> Source records:
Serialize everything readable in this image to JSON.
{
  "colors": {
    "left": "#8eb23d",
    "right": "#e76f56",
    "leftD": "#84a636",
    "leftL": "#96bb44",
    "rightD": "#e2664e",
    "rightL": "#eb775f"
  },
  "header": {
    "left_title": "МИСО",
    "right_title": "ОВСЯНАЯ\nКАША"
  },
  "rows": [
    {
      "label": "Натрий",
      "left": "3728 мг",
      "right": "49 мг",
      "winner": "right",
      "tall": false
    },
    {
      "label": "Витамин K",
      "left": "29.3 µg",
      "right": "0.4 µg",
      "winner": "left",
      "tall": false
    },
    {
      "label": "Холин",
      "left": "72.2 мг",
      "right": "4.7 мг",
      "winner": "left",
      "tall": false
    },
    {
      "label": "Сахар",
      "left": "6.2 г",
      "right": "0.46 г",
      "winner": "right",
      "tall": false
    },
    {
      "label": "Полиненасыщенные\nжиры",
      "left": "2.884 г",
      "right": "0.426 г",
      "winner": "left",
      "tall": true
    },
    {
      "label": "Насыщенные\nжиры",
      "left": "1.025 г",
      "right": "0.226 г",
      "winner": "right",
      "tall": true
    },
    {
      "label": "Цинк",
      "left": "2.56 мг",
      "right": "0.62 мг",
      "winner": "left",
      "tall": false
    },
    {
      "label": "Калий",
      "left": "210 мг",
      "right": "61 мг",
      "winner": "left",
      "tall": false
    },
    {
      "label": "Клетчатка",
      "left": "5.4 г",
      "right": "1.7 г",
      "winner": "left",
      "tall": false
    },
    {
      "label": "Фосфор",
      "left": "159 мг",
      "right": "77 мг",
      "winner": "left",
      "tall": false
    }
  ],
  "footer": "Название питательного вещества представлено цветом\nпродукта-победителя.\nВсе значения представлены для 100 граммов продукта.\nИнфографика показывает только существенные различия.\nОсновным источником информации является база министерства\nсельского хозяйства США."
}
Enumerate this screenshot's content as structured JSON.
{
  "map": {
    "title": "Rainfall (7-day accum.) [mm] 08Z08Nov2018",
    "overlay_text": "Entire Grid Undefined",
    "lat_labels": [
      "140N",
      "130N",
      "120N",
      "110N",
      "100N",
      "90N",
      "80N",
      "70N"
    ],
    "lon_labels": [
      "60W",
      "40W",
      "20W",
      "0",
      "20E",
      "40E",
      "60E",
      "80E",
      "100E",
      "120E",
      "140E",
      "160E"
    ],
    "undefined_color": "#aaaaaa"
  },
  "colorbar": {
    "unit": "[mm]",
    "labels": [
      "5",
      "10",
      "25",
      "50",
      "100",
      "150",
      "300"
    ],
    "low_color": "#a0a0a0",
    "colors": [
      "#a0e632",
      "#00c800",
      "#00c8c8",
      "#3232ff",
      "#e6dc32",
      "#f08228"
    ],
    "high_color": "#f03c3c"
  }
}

> Exercise goal: Pick each line holding the word "nжиры" out of the listing.

> Result of the exercise:
      "label": "Полиненасыщенные\nжиры",
      "label": "Насыщенные\nжиры",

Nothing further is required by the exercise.